(Beginning of Entries supplied)

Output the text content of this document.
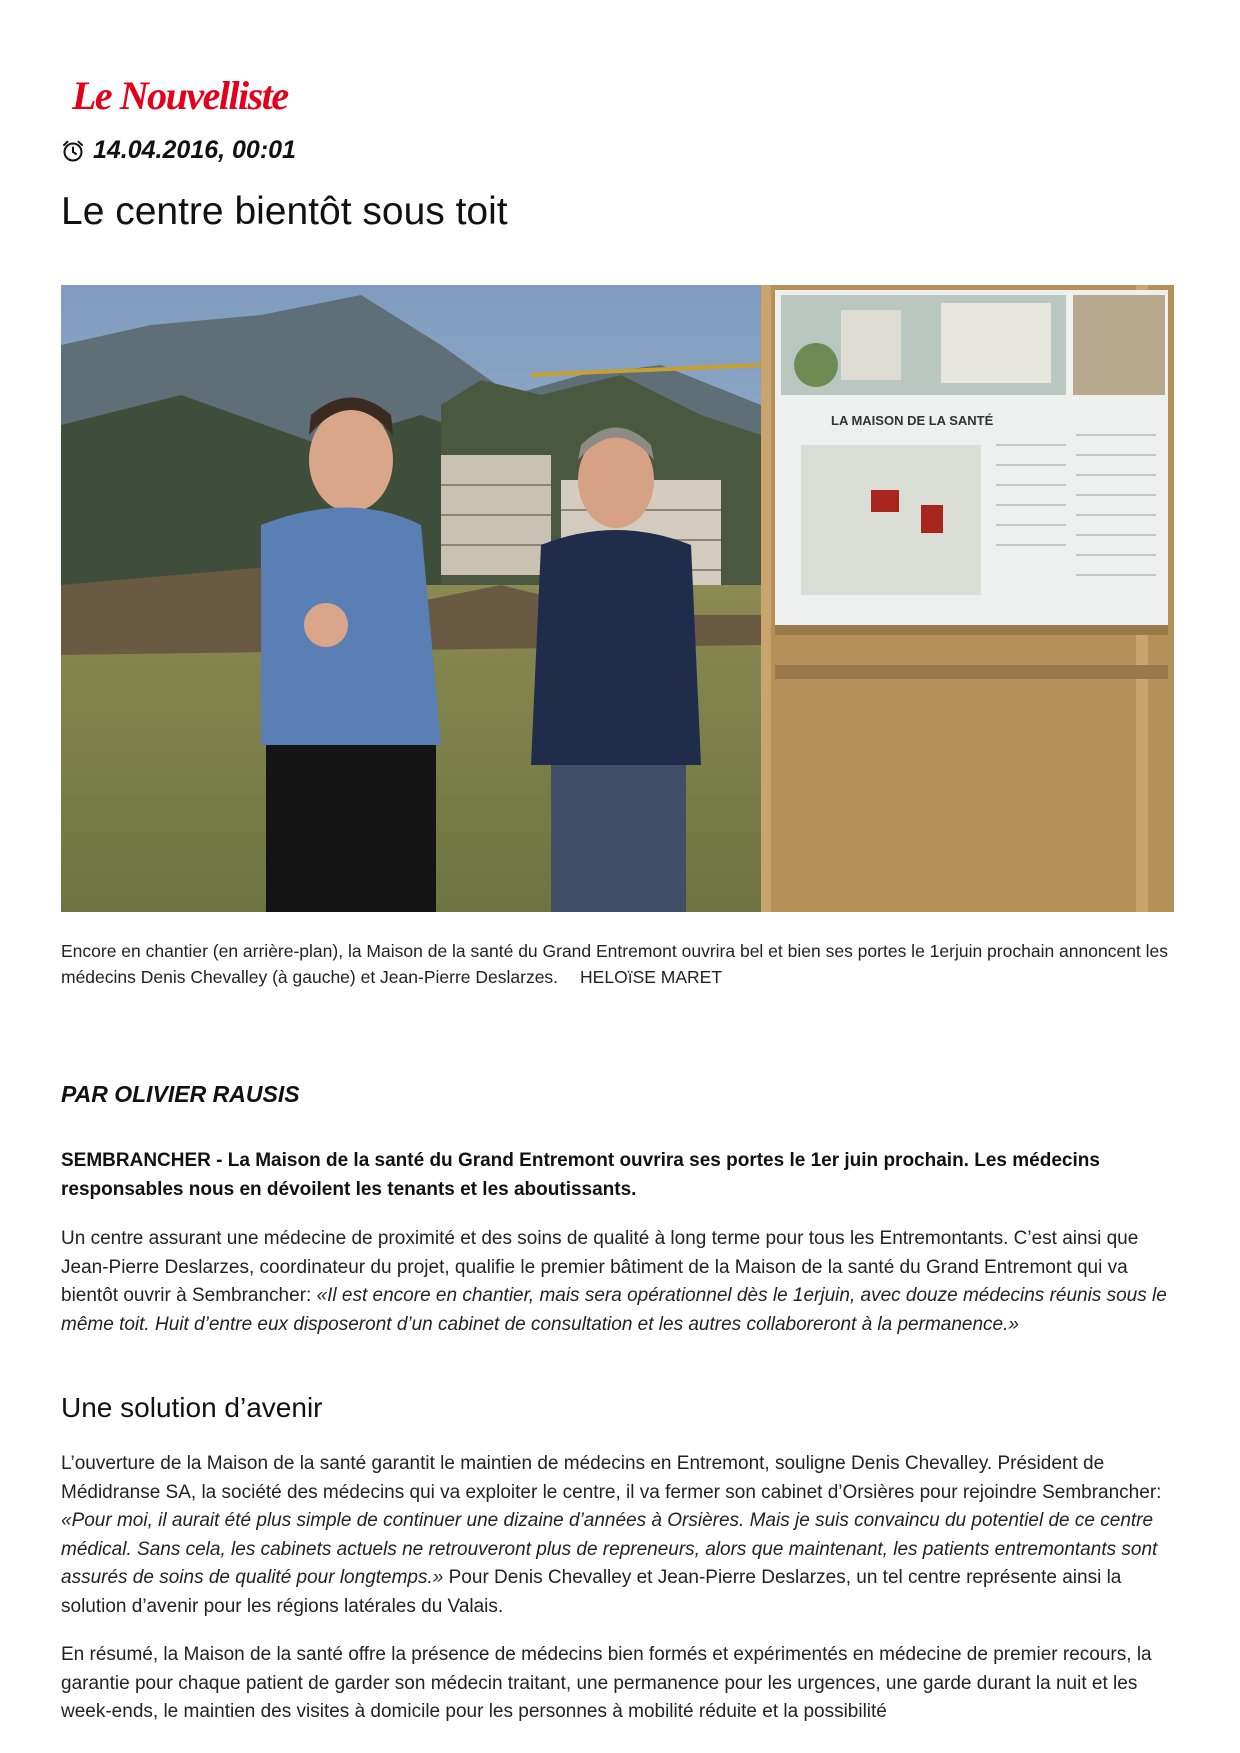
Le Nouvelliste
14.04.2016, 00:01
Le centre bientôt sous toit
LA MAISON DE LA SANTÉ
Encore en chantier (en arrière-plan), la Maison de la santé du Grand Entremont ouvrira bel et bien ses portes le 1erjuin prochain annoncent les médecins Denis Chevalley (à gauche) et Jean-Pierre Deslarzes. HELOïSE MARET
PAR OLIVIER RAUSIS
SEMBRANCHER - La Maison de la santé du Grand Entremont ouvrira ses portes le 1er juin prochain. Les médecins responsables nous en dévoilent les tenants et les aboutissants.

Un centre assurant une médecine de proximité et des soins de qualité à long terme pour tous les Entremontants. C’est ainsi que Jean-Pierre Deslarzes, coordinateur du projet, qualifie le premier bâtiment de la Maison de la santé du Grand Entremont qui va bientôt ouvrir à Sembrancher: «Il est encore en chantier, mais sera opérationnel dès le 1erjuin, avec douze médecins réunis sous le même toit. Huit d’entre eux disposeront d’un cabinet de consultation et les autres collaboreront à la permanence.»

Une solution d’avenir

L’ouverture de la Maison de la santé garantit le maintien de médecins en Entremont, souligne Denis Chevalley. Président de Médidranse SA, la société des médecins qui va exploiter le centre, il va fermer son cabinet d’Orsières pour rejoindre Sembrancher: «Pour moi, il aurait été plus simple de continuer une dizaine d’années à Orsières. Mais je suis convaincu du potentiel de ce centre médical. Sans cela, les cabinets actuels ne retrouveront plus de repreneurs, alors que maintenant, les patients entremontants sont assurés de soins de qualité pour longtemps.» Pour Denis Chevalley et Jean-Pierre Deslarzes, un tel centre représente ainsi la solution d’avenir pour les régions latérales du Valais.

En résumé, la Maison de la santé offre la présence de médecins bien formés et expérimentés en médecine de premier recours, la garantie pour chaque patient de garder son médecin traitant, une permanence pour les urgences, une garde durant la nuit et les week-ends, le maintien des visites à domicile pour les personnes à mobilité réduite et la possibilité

(End of Entries supplied)

**Exercise**
Please make an exact copy of the records, leaving out any picture.

**Answer to the problem**
Output the text content of this document.
Le Nouvelliste
14.04.2016, 00:01
Le centre bientôt sous toit
LA MAISON DE LA SANTÉ
Encore en chantier (en arrière-plan), la Maison de la santé du Grand Entremont ouvrira bel et bien ses portes le 1erjuin prochain annoncent les médecins Denis Chevalley (à gauche) et Jean-Pierre Deslarzes. HELOïSE MARET
PAR OLIVIER RAUSIS
SEMBRANCHER - La Maison de la santé du Grand Entremont ouvrira ses portes le 1er juin prochain. Les médecins responsables nous en dévoilent les tenants et les aboutissants.

Un centre assurant une médecine de proximité et des soins de qualité à long terme pour tous les Entremontants. C’est ainsi que Jean-Pierre Deslarzes, coordinateur du projet, qualifie le premier bâtiment de la Maison de la santé du Grand Entremont qui va bientôt ouvrir à Sembrancher: «Il est encore en chantier, mais sera opérationnel dès le 1erjuin, avec douze médecins réunis sous le même toit. Huit d’entre eux disposeront d’un cabinet de consultation et les autres collaboreront à la permanence.»

Une solution d’avenir

L’ouverture de la Maison de la santé garantit le maintien de médecins en Entremont, souligne Denis Chevalley. Président de Médidranse SA, la société des médecins qui va exploiter le centre, il va fermer son cabinet d’Orsières pour rejoindre Sembrancher: «Pour moi, il aurait été plus simple de continuer une dizaine d’années à Orsières. Mais je suis convaincu du potentiel de ce centre médical. Sans cela, les cabinets actuels ne retrouveront plus de repreneurs, alors que maintenant, les patients entremontants sont assurés de soins de qualité pour longtemps.» Pour Denis Chevalley et Jean-Pierre Deslarzes, un tel centre représente ainsi la solution d’avenir pour les régions latérales du Valais.

En résumé, la Maison de la santé offre la présence de médecins bien formés et expérimentés en médecine de premier recours, la garantie pour chaque patient de garder son médecin traitant, une permanence pour les urgences, une garde durant la nuit et les week-ends, le maintien des visites à domicile pour les personnes à mobilité réduite et la possibilité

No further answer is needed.